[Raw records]
+===+

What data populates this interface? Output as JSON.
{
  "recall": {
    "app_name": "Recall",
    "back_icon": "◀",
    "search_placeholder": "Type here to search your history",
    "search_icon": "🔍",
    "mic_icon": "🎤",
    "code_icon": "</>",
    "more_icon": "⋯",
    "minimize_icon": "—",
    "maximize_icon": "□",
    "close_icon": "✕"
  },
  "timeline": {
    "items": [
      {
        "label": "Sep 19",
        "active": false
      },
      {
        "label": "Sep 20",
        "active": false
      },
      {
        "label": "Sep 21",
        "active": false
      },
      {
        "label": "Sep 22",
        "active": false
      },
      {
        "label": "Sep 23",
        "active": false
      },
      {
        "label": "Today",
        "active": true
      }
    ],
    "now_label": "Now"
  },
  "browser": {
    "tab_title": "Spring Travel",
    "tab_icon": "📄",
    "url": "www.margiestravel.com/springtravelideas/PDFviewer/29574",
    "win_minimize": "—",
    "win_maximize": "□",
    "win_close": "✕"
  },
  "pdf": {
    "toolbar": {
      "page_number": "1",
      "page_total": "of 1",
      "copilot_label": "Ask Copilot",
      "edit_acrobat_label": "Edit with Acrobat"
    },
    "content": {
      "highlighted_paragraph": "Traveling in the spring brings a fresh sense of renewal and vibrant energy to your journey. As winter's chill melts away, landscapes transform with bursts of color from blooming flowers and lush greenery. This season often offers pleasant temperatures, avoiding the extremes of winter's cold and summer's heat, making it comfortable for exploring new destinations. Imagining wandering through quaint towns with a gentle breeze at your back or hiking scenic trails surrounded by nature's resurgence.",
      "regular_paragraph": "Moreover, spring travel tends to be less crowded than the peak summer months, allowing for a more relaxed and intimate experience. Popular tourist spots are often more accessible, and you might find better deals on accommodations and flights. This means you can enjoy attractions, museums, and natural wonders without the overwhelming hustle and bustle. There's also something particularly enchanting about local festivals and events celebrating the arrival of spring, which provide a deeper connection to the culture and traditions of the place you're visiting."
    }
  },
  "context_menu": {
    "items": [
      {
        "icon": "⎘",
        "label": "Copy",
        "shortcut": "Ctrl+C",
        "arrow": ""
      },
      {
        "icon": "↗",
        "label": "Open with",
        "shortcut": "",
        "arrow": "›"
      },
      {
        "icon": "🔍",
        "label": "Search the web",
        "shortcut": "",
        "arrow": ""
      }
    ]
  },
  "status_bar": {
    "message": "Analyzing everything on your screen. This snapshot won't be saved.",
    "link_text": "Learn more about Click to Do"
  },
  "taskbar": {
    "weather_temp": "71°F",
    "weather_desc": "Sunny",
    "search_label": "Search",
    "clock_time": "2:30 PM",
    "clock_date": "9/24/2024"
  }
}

+===+

What you have to do:
Every line of the material must be returned exactly as it appears.

Response to this task:
What data populates this interface? Output as JSON.
{
  "recall": {
    "app_name": "Recall",
    "back_icon": "◀",
    "search_placeholder": "Type here to search your history",
    "search_icon": "🔍",
    "mic_icon": "🎤",
    "code_icon": "</>",
    "more_icon": "⋯",
    "minimize_icon": "—",
    "maximize_icon": "□",
    "close_icon": "✕"
  },
  "timeline": {
    "items": [
      {
        "label": "Sep 19",
        "active": false
      },
      {
        "label": "Sep 20",
        "active": false
      },
      {
        "label": "Sep 21",
        "active": false
      },
      {
        "label": "Sep 22",
        "active": false
      },
      {
        "label": "Sep 23",
        "active": false
      },
      {
        "label": "Today",
        "active": true
      }
    ],
    "now_label": "Now"
  },
  "browser": {
    "tab_title": "Spring Travel",
    "tab_icon": "📄",
    "url": "www.margiestravel.com/springtravelideas/PDFviewer/29574",
    "win_minimize": "—",
    "win_maximize": "□",
    "win_close": "✕"
  },
  "pdf": {
    "toolbar": {
      "page_number": "1",
      "page_total": "of 1",
      "copilot_label": "Ask Copilot",
      "edit_acrobat_label": "Edit with Acrobat"
    },
    "content": {
      "highlighted_paragraph": "Traveling in the spring brings a fresh sense of renewal and vibrant energy to your journey. As winter's chill melts away, landscapes transform with bursts of color from blooming flowers and lush greenery. This season often offers pleasant temperatures, avoiding the extremes of winter's cold and summer's heat, making it comfortable for exploring new destinations. Imagining wandering through quaint towns with a gentle breeze at your back or hiking scenic trails surrounded by nature's resurgence.",
      "regular_paragraph": "Moreover, spring travel tends to be less crowded than the peak summer months, allowing for a more relaxed and intimate experience. Popular tourist spots are often more accessible, and you might find better deals on accommodations and flights. This means you can enjoy attractions, museums, and natural wonders without the overwhelming hustle and bustle. There's also something particularly enchanting about local festivals and events celebrating the arrival of spring, which provide a deeper connection to the culture and traditions of the place you're visiting."
    }
  },
  "context_menu": {
    "items": [
      {
        "icon": "⎘",
        "label": "Copy",
        "shortcut": "Ctrl+C",
        "arrow": ""
      },
      {
        "icon": "↗",
        "label": "Open with",
        "shortcut": "",
        "arrow": "›"
      },
      {
        "icon": "🔍",
        "label": "Search the web",
        "shortcut": "",
        "arrow": ""
      }
    ]
  },
  "status_bar": {
    "message": "Analyzing everything on your screen. This snapshot won't be saved.",
    "link_text": "Learn more about Click to Do"
  },
  "taskbar": {
    "weather_temp": "71°F",
    "weather_desc": "Sunny",
    "search_label": "Search",
    "clock_time": "2:30 PM",
    "clock_date": "9/24/2024"
  }
}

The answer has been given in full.